- [Direction] Copy out all of the data exactly as it appears.

- [Supplied data]
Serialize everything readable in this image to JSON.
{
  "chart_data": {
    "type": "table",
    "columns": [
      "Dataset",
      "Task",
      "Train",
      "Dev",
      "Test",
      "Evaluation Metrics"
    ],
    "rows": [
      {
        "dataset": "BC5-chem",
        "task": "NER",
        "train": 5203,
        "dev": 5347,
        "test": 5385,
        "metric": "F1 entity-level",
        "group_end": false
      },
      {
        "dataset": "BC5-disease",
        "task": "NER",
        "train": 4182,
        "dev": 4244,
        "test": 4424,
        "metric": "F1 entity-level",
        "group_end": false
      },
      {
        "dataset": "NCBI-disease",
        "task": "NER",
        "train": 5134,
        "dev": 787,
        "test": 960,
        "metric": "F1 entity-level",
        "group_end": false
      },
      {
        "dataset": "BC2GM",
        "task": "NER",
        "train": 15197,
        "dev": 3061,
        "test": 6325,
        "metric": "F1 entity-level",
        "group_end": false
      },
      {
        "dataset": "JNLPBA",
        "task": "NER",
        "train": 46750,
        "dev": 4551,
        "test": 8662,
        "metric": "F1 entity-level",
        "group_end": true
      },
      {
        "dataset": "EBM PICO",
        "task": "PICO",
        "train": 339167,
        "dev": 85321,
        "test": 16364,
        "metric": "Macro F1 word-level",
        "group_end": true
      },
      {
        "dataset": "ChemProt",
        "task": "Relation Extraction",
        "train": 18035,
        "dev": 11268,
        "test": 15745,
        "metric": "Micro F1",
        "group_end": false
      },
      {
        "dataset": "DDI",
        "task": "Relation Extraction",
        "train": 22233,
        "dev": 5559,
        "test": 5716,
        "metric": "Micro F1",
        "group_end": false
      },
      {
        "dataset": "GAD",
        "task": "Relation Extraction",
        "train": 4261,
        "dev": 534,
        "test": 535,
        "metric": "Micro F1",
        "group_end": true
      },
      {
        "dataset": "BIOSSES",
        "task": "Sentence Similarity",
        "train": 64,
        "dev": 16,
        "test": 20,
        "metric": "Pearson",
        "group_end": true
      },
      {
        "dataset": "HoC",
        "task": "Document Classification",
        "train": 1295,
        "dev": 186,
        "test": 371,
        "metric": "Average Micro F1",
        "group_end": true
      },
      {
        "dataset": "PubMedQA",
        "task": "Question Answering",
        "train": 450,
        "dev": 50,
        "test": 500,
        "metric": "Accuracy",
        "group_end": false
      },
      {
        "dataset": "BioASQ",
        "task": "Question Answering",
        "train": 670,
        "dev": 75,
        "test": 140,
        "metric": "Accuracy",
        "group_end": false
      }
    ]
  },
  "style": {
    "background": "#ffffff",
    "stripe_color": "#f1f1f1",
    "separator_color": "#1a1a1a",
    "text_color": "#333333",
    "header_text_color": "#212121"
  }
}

- [Reply]
Serialize everything readable in this image to JSON.
{
  "chart_data": {
    "type": "table",
    "columns": [
      "Dataset",
      "Task",
      "Train",
      "Dev",
      "Test",
      "Evaluation Metrics"
    ],
    "rows": [
      {
        "dataset": "BC5-chem",
        "task": "NER",
        "train": 5203,
        "dev": 5347,
        "test": 5385,
        "metric": "F1 entity-level",
        "group_end": false
      },
      {
        "dataset": "BC5-disease",
        "task": "NER",
        "train": 4182,
        "dev": 4244,
        "test": 4424,
        "metric": "F1 entity-level",
        "group_end": false
      },
      {
        "dataset": "NCBI-disease",
        "task": "NER",
        "train": 5134,
        "dev": 787,
        "test": 960,
        "metric": "F1 entity-level",
        "group_end": false
      },
      {
        "dataset": "BC2GM",
        "task": "NER",
        "train": 15197,
        "dev": 3061,
        "test": 6325,
        "metric": "F1 entity-level",
        "group_end": false
      },
      {
        "dataset": "JNLPBA",
        "task": "NER",
        "train": 46750,
        "dev": 4551,
        "test": 8662,
        "metric": "F1 entity-level",
        "group_end": true
      },
      {
        "dataset": "EBM PICO",
        "task": "PICO",
        "train": 339167,
        "dev": 85321,
        "test": 16364,
        "metric": "Macro F1 word-level",
        "group_end": true
      },
      {
        "dataset": "ChemProt",
        "task": "Relation Extraction",
        "train": 18035,
        "dev": 11268,
        "test": 15745,
        "metric": "Micro F1",
        "group_end": false
      },
      {
        "dataset": "DDI",
        "task": "Relation Extraction",
        "train": 22233,
        "dev": 5559,
        "test": 5716,
        "metric": "Micro F1",
        "group_end": false
      },
      {
        "dataset": "GAD",
        "task": "Relation Extraction",
        "train": 4261,
        "dev": 534,
        "test": 535,
        "metric": "Micro F1",
        "group_end": true
      },
      {
        "dataset": "BIOSSES",
        "task": "Sentence Similarity",
        "train": 64,
        "dev": 16,
        "test": 20,
        "metric": "Pearson",
        "group_end": true
      },
      {
        "dataset": "HoC",
        "task": "Document Classification",
        "train": 1295,
        "dev": 186,
        "test": 371,
        "metric": "Average Micro F1",
        "group_end": true
      },
      {
        "dataset": "PubMedQA",
        "task": "Question Answering",
        "train": 450,
        "dev": 50,
        "test": 500,
        "metric": "Accuracy",
        "group_end": false
      },
      {
        "dataset": "BioASQ",
        "task": "Question Answering",
        "train": 670,
        "dev": 75,
        "test": 140,
        "metric": "Accuracy",
        "group_end": false
      }
    ]
  },
  "style": {
    "background": "#ffffff",
    "stripe_color": "#f1f1f1",
    "separator_color": "#1a1a1a",
    "text_color": "#333333",
    "header_text_color": "#212121"
  }
}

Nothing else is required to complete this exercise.